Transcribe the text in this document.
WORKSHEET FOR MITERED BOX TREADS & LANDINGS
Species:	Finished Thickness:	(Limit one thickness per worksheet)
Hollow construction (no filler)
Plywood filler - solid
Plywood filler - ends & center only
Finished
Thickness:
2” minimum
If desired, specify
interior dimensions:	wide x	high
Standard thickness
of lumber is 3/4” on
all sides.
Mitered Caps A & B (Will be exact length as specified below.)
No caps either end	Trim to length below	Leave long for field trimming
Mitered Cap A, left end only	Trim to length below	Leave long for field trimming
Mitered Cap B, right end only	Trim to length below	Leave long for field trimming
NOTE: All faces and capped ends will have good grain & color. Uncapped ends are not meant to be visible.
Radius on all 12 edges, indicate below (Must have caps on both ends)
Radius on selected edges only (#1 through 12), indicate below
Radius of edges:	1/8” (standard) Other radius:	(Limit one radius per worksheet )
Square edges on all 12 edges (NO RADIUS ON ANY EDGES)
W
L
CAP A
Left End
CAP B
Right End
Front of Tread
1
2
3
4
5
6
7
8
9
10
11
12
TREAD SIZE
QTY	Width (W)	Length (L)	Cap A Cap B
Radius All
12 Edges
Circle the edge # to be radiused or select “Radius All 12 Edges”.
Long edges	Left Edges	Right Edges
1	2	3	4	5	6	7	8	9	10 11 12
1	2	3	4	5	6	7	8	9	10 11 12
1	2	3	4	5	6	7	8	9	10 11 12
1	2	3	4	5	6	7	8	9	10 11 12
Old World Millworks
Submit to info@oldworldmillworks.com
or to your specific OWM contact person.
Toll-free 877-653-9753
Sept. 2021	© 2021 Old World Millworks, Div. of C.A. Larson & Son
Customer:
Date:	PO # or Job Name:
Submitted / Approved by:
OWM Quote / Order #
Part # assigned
==============================
- **DESCRIPTION OF THE TASK**
The required output is the number of lines containing the word "field", and nothing besides.

- **ANSWER IN FULL**
3